§ **Document section**

──────

Table 2: Impact of Prior CT Coronary Angiogram Assessment on the Outcome of Percutaneous Coronary Intervention on Chronic Total Occlusions.

Study n Variable Prior CTCA No CTCA Significance
Rolf et al.[34] 73 Success rate of CTO PCI 90% 63% p=0.009
Yokoyama et al.[35] 22 Success rate of CTO PCI 91.3%
Hong et al.[29] 400 Success rate of CTO PCI 94% 84% p=0.003

CTCA = CT coronary angiogram; CTO = chronic total occlusion; PCI = percutaneous coronary intervention.

Anecdotally, interventional cardiologists limit the use of CTCA routinely in CTO PCI to failed procedures or to patients who have had previous CABG. This could be because one of the limiting factors in the utility of CTCA prior to CTO PCI appears to be the availability of timely scans and/or a paucity of personnel who can explain to the CTO operator the details of the CTO anatomy in a manner that will aid in procedure planning.

Conclusion

CTCA has facilitated the diagnosis of coronary artery disease by enabling accurate assessment of the anatomical features without the need for an invasive procedure.[36] It is a rapidly advancing technology with new-generation scanners providing greater resolution, better quality images and lower levels of radiation exposure. CTO is a frequent finding in CT image analysis. Successful revascularisation of CTO with PCI results in improvements in patient outcomes and better left ventricular function while reducing the need for CABG.[37]

CTCA has its uses during the various steps of CTO PCI, starting from the initial diagnosis, followed by pre-interventional planning, and finally, post-procedure outcome and follow-up. In particular, pre-interventional use has been shown to have a significant impact on the success rate of CTO PCI. Coronary CT can reliably provide details about these anatomical characteristics and hence increase the likelihood of procedural success. The use of the CT-based scoring system in the pre-procedural planning is another useful tool that can help predict the success rate of CTO intervention. All of these features help select the appropriate patient for intervention, aid in planning and help determine the best strategy.

──────

Dataset entries
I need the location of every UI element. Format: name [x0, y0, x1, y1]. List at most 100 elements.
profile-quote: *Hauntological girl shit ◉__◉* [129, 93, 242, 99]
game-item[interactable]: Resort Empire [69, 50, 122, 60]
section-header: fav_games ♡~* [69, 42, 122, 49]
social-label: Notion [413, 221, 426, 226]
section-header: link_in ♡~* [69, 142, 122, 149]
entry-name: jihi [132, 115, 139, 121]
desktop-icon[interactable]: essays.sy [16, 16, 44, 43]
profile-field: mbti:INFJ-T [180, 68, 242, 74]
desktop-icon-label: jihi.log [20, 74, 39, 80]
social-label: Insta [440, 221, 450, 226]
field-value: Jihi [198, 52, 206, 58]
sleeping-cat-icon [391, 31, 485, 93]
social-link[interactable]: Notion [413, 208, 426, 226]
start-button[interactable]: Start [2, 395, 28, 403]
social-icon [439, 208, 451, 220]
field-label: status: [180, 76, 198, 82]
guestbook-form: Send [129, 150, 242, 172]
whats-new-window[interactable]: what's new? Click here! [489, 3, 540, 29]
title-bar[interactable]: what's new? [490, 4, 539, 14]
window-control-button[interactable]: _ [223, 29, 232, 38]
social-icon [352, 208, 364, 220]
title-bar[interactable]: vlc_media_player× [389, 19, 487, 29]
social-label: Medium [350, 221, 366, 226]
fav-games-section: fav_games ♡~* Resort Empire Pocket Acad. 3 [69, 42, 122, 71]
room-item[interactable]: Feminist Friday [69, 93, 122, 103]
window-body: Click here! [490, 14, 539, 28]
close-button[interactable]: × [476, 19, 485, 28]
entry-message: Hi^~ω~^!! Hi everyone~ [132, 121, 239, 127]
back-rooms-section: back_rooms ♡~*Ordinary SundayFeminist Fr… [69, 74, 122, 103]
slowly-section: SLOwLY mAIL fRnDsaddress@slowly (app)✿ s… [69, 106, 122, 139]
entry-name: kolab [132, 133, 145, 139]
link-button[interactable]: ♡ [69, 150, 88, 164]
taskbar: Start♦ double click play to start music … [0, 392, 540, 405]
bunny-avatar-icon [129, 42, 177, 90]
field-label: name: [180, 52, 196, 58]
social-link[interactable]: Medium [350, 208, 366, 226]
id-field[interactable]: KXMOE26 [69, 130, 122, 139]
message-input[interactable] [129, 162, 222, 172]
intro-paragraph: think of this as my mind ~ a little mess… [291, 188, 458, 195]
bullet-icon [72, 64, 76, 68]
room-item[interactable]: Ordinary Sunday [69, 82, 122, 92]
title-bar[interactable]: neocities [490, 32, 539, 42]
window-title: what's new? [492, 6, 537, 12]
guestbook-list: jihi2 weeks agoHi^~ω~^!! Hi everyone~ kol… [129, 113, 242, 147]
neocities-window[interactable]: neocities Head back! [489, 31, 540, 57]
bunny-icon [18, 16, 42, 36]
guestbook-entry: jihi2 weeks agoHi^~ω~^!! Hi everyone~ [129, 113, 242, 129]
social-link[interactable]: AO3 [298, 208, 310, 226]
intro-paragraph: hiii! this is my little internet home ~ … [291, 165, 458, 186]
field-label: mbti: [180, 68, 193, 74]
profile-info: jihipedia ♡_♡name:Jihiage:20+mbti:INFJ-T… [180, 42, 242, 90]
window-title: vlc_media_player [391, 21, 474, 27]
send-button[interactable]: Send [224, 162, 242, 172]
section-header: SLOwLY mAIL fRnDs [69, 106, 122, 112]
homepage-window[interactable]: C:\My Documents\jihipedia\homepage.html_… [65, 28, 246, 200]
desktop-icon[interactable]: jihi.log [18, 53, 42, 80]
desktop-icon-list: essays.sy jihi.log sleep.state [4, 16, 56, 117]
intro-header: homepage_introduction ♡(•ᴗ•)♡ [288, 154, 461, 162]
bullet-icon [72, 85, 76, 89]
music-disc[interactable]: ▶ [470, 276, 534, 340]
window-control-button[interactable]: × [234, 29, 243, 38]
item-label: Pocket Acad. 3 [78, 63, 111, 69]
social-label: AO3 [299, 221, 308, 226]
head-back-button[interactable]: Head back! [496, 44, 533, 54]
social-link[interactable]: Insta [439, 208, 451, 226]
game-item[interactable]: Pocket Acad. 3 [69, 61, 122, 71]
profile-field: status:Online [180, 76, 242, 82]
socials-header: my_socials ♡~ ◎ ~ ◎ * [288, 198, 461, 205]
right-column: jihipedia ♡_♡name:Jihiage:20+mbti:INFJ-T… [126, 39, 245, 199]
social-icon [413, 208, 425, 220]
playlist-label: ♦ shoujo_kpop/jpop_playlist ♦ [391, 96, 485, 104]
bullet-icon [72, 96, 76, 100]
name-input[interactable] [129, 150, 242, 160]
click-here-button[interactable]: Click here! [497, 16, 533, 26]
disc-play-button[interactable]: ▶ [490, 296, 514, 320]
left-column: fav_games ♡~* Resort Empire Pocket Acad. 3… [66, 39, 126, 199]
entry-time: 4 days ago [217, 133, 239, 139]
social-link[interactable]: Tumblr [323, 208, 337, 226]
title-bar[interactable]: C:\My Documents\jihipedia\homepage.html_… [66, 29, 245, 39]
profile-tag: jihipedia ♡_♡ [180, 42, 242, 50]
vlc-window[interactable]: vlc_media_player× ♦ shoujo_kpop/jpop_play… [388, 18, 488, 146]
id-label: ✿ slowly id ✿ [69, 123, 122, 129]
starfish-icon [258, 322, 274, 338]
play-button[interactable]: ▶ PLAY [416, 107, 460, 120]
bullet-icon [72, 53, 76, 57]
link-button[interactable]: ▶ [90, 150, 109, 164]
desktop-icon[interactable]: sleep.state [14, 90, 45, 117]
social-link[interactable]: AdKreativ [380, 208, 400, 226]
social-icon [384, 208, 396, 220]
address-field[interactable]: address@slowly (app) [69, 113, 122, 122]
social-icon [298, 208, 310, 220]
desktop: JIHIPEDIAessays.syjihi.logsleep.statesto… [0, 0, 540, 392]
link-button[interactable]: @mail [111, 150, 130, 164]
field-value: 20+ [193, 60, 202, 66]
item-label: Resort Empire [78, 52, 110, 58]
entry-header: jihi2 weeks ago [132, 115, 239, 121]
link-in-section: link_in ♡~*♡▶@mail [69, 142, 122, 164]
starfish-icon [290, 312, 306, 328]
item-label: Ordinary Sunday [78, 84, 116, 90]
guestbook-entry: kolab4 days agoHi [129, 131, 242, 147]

──────

§ **Exercise details**
In one to three sentences, explain the reason the passage on CT coronary angiography gives for why interventional cardiologists might limit routine CTCA use in CTO PCI to failed procedures or patients with previous CABG.

§ **Answer to this exercise**
The passage suggests this may be because timely scans are not always available. There may also be too few personnel who can explain the details of the CTO anatomy to the operator in a way that helps with procedure planning.